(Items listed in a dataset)
________

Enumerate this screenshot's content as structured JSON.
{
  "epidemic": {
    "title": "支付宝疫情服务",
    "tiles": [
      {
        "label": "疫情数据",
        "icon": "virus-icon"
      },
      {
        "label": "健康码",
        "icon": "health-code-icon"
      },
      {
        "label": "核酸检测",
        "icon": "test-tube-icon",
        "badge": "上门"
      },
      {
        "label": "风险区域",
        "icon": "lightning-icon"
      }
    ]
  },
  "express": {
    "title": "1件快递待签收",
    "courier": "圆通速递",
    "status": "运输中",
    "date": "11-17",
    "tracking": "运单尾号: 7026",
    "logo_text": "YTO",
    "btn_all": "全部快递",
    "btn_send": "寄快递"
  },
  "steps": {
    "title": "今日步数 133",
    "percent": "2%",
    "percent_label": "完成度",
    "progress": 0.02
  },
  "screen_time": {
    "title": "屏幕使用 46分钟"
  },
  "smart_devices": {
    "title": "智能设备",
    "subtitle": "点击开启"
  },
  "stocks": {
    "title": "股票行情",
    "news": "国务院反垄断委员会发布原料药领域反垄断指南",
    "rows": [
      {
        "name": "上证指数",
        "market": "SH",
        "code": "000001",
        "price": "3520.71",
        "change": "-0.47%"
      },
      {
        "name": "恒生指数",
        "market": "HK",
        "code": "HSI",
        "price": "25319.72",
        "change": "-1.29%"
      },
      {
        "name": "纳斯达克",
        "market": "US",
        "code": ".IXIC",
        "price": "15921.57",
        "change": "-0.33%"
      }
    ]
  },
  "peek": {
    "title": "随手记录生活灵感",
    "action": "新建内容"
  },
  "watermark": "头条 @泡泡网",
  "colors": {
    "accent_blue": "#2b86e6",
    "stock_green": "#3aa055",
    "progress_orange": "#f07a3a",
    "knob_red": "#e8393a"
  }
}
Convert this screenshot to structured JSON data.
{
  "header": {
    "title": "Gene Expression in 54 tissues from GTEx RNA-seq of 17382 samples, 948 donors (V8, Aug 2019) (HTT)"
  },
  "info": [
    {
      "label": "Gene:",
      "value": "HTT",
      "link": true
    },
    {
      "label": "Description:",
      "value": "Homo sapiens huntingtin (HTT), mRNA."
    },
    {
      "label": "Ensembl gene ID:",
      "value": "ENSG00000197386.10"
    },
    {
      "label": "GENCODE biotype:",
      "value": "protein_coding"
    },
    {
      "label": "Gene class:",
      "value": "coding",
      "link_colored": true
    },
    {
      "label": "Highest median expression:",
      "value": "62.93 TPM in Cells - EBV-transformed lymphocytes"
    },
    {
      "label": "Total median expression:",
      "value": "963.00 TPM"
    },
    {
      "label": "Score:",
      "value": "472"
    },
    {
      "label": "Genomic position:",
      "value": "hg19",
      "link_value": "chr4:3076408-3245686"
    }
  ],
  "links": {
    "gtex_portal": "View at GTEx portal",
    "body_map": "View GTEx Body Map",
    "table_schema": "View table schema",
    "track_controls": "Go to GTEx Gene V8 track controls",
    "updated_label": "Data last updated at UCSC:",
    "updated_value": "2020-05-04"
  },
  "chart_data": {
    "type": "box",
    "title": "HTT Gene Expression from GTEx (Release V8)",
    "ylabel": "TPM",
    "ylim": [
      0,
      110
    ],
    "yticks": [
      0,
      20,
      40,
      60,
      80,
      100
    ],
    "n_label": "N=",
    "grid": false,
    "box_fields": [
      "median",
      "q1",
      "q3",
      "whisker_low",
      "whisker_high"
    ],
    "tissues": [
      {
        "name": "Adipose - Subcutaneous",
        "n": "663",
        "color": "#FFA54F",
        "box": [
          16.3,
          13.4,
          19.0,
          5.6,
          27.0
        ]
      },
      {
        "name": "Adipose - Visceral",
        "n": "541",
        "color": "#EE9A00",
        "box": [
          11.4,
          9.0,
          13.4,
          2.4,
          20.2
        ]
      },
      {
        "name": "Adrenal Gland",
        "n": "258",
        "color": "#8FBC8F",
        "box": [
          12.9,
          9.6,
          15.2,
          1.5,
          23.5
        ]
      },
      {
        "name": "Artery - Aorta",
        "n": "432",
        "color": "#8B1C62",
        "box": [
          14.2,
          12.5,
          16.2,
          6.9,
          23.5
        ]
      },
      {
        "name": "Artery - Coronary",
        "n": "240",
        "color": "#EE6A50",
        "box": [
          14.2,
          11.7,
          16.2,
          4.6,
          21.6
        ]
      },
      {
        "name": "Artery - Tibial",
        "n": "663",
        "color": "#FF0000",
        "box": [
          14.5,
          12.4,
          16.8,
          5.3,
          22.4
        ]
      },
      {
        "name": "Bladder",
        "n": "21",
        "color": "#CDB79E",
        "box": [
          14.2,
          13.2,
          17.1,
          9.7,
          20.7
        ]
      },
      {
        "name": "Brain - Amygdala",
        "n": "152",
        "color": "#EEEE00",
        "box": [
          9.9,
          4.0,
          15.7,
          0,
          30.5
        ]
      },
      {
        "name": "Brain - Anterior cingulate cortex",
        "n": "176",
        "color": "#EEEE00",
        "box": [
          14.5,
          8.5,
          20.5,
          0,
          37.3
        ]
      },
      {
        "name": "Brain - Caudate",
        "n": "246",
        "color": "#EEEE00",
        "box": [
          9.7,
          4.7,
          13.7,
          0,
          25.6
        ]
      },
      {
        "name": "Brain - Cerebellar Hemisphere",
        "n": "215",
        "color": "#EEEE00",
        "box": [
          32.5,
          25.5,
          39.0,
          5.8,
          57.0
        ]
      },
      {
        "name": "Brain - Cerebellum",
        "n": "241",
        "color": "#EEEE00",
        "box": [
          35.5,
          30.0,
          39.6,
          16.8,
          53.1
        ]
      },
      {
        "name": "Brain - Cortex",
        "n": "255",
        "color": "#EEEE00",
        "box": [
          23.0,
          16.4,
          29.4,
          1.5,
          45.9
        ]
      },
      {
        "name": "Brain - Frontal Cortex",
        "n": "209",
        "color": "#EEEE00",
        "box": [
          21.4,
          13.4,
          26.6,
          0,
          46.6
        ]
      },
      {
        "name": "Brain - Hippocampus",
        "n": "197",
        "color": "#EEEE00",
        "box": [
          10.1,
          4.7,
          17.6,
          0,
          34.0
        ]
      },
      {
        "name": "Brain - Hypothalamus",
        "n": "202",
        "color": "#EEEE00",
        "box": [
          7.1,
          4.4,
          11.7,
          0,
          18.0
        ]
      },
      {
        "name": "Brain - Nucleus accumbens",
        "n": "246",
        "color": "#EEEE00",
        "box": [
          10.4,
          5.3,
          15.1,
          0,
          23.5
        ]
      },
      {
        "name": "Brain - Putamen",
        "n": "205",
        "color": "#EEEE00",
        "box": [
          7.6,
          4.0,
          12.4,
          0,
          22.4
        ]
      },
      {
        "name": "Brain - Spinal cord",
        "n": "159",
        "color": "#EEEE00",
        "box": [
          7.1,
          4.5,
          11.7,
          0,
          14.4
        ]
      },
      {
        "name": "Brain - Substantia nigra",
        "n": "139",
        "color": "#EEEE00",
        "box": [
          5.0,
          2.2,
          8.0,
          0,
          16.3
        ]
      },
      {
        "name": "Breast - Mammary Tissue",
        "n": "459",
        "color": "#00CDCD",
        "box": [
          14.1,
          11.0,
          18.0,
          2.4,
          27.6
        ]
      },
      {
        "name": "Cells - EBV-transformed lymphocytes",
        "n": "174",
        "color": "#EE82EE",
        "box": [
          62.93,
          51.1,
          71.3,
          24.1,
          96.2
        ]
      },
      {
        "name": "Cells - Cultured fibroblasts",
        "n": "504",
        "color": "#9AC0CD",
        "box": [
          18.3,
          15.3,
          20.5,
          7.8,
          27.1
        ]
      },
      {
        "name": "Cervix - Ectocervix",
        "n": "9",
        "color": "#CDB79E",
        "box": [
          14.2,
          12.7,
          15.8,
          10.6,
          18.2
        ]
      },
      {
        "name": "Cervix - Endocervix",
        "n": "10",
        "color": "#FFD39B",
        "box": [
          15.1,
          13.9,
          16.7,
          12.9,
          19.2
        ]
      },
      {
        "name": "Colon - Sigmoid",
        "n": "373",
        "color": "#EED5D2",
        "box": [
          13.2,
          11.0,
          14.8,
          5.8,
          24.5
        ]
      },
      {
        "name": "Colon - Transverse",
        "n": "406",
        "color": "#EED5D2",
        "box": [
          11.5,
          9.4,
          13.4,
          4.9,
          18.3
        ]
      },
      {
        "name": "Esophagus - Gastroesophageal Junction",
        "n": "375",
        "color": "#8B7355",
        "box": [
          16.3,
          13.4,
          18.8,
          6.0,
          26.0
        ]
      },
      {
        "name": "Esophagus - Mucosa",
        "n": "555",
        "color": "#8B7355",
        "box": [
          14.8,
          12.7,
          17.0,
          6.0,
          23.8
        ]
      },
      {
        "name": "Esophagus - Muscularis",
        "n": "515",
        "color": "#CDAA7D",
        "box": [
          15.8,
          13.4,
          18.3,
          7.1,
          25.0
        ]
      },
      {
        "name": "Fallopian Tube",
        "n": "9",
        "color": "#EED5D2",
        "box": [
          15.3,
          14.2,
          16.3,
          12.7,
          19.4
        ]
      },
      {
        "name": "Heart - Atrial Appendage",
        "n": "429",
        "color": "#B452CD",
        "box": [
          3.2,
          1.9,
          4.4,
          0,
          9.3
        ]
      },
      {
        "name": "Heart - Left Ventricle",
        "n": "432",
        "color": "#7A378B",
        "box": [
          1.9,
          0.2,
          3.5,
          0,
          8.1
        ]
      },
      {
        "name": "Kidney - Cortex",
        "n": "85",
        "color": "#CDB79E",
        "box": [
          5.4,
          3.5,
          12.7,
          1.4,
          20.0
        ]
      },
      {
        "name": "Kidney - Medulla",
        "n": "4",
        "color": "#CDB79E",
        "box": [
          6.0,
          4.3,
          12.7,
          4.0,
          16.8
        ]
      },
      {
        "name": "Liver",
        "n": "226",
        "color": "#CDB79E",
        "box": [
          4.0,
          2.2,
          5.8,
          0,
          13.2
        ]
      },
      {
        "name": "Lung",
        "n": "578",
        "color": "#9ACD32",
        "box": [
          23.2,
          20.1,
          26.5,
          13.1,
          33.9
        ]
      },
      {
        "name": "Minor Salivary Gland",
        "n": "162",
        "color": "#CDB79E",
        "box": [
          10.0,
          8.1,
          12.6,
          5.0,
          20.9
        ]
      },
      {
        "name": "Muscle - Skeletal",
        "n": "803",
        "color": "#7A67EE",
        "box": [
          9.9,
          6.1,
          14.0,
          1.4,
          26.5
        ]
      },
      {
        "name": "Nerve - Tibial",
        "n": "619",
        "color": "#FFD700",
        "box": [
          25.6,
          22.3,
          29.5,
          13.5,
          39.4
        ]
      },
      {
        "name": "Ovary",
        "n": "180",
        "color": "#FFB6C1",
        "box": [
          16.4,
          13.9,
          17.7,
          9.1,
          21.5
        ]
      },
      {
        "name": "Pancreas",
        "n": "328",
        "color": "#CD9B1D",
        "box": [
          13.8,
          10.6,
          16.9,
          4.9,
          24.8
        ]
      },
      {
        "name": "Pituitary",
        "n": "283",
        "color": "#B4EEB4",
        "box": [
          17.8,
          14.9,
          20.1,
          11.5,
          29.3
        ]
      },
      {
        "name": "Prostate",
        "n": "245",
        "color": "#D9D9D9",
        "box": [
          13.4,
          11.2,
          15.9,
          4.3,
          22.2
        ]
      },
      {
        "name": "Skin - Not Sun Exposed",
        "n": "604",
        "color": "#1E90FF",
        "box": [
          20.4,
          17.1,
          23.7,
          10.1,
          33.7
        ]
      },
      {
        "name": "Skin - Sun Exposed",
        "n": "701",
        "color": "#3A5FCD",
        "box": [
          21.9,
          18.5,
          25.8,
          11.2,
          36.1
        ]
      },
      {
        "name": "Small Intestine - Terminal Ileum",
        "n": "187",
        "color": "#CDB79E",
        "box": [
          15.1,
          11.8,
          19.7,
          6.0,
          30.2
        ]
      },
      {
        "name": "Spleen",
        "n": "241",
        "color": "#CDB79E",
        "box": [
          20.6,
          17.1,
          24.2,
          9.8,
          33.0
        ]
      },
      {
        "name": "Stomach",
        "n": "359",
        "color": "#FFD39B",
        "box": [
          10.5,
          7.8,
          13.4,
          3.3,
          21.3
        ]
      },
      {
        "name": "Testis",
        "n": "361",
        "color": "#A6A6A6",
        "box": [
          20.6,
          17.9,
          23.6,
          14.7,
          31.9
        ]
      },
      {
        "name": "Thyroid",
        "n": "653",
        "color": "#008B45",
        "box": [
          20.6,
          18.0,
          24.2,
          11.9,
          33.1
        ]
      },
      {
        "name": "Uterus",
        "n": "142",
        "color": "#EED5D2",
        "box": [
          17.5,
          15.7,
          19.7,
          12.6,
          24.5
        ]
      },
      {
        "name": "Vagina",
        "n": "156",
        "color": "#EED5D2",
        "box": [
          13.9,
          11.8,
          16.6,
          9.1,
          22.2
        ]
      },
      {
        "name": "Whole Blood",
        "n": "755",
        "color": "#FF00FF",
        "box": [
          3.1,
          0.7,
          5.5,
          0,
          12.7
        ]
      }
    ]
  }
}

________

• _HOW TO COMPLETE THIS TASK_
List every line in the records above that contains the word "transformed".

• _PROBLEM SOLUTION_
      "value": "62.93 TPM in Cells - EBV-transformed lymphocytes"
        "name": "Cells - EBV-transformed lymphocytes",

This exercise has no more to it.